> **The data**

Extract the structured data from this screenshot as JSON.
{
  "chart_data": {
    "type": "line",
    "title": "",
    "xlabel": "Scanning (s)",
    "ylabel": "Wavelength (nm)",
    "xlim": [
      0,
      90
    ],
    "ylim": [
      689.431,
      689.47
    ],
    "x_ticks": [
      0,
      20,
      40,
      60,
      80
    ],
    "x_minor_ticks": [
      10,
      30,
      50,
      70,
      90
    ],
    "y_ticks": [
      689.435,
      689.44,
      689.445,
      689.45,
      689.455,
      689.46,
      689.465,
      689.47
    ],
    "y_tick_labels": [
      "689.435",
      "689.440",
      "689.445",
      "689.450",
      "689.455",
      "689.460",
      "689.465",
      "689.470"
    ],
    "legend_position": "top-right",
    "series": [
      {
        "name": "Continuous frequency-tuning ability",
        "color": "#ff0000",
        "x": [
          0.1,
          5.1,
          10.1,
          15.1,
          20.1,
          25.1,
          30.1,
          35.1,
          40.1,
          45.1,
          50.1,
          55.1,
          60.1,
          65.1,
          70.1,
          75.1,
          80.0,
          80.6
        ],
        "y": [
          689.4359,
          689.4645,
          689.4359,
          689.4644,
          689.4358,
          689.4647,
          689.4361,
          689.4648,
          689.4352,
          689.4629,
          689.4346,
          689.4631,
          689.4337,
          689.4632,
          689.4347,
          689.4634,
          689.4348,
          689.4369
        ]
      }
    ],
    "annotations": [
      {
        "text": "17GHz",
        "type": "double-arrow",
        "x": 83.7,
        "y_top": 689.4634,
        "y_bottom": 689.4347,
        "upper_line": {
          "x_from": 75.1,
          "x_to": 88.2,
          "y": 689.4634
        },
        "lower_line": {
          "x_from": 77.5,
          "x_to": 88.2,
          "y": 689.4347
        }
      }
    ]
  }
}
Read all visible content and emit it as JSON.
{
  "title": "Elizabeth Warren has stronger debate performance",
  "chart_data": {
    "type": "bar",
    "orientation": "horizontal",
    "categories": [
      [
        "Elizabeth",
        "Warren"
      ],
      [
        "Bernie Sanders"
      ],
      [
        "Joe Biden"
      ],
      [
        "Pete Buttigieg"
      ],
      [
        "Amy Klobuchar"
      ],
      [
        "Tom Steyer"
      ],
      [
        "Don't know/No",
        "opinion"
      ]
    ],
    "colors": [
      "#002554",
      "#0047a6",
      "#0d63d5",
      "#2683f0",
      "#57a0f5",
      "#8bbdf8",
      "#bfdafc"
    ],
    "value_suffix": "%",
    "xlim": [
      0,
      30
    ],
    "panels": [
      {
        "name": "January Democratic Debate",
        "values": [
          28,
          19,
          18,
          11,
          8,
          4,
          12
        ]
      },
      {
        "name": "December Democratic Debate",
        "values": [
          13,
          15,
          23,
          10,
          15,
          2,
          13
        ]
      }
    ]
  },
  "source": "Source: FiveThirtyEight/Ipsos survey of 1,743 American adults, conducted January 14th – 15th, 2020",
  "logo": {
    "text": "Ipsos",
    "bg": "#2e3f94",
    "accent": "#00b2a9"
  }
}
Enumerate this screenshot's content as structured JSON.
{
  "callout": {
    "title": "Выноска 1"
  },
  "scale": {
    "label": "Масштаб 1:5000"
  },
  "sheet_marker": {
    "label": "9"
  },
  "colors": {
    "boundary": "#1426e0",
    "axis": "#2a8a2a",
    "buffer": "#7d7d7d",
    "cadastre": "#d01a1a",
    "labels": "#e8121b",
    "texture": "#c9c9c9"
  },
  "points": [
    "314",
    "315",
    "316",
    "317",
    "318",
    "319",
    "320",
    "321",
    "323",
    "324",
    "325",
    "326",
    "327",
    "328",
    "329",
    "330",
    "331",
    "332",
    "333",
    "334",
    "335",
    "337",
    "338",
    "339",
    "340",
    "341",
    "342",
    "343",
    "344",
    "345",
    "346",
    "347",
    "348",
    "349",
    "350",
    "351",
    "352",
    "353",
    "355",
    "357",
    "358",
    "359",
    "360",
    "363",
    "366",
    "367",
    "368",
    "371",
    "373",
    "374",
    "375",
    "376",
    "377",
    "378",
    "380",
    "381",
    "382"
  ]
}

> **Task to complete**
Reproduce each entry word for word.

> **Answer to the exercise**
Extract the structured data from this screenshot as JSON.
{
  "chart_data": {
    "type": "line",
    "title": "",
    "xlabel": "Scanning (s)",
    "ylabel": "Wavelength (nm)",
    "xlim": [
      0,
      90
    ],
    "ylim": [
      689.431,
      689.47
    ],
    "x_ticks": [
      0,
      20,
      40,
      60,
      80
    ],
    "x_minor_ticks": [
      10,
      30,
      50,
      70,
      90
    ],
    "y_ticks": [
      689.435,
      689.44,
      689.445,
      689.45,
      689.455,
      689.46,
      689.465,
      689.47
    ],
    "y_tick_labels": [
      "689.435",
      "689.440",
      "689.445",
      "689.450",
      "689.455",
      "689.460",
      "689.465",
      "689.470"
    ],
    "legend_position": "top-right",
    "series": [
      {
        "name": "Continuous frequency-tuning ability",
        "color": "#ff0000",
        "x": [
          0.1,
          5.1,
          10.1,
          15.1,
          20.1,
          25.1,
          30.1,
          35.1,
          40.1,
          45.1,
          50.1,
          55.1,
          60.1,
          65.1,
          70.1,
          75.1,
          80.0,
          80.6
        ],
        "y": [
          689.4359,
          689.4645,
          689.4359,
          689.4644,
          689.4358,
          689.4647,
          689.4361,
          689.4648,
          689.4352,
          689.4629,
          689.4346,
          689.4631,
          689.4337,
          689.4632,
          689.4347,
          689.4634,
          689.4348,
          689.4369
        ]
      }
    ],
    "annotations": [
      {
        "text": "17GHz",
        "type": "double-arrow",
        "x": 83.7,
        "y_top": 689.4634,
        "y_bottom": 689.4347,
        "upper_line": {
          "x_from": 75.1,
          "x_to": 88.2,
          "y": 689.4634
        },
        "lower_line": {
          "x_from": 77.5,
          "x_to": 88.2,
          "y": 689.4347
        }
      }
    ]
  }
}
Read all visible content and emit it as JSON.
{
  "title": "Elizabeth Warren has stronger debate performance",
  "chart_data": {
    "type": "bar",
    "orientation": "horizontal",
    "categories": [
      [
        "Elizabeth",
        "Warren"
      ],
      [
        "Bernie Sanders"
      ],
      [
        "Joe Biden"
      ],
      [
        "Pete Buttigieg"
      ],
      [
        "Amy Klobuchar"
      ],
      [
        "Tom Steyer"
      ],
      [
        "Don't know/No",
        "opinion"
      ]
    ],
    "colors": [
      "#002554",
      "#0047a6",
      "#0d63d5",
      "#2683f0",
      "#57a0f5",
      "#8bbdf8",
      "#bfdafc"
    ],
    "value_suffix": "%",
    "xlim": [
      0,
      30
    ],
    "panels": [
      {
        "name": "January Democratic Debate",
        "values": [
          28,
          19,
          18,
          11,
          8,
          4,
          12
        ]
      },
      {
        "name": "December Democratic Debate",
        "values": [
          13,
          15,
          23,
          10,
          15,
          2,
          13
        ]
      }
    ]
  },
  "source": "Source: FiveThirtyEight/Ipsos survey of 1,743 American adults, conducted January 14th – 15th, 2020",
  "logo": {
    "text": "Ipsos",
    "bg": "#2e3f94",
    "accent": "#00b2a9"
  }
}
Enumerate this screenshot's content as structured JSON.
{
  "callout": {
    "title": "Выноска 1"
  },
  "scale": {
    "label": "Масштаб 1:5000"
  },
  "sheet_marker": {
    "label": "9"
  },
  "colors": {
    "boundary": "#1426e0",
    "axis": "#2a8a2a",
    "buffer": "#7d7d7d",
    "cadastre": "#d01a1a",
    "labels": "#e8121b",
    "texture": "#c9c9c9"
  },
  "points": [
    "314",
    "315",
    "316",
    "317",
    "318",
    "319",
    "320",
    "321",
    "323",
    "324",
    "325",
    "326",
    "327",
    "328",
    "329",
    "330",
    "331",
    "332",
    "333",
    "334",
    "335",
    "337",
    "338",
    "339",
    "340",
    "341",
    "342",
    "343",
    "344",
    "345",
    "346",
    "347",
    "348",
    "349",
    "350",
    "351",
    "352",
    "353",
    "355",
    "357",
    "358",
    "359",
    "360",
    "363",
    "366",
    "367",
    "368",
    "371",
    "373",
    "374",
    "375",
    "376",
    "377",
    "378",
    "380",
    "381",
    "382"
  ]
}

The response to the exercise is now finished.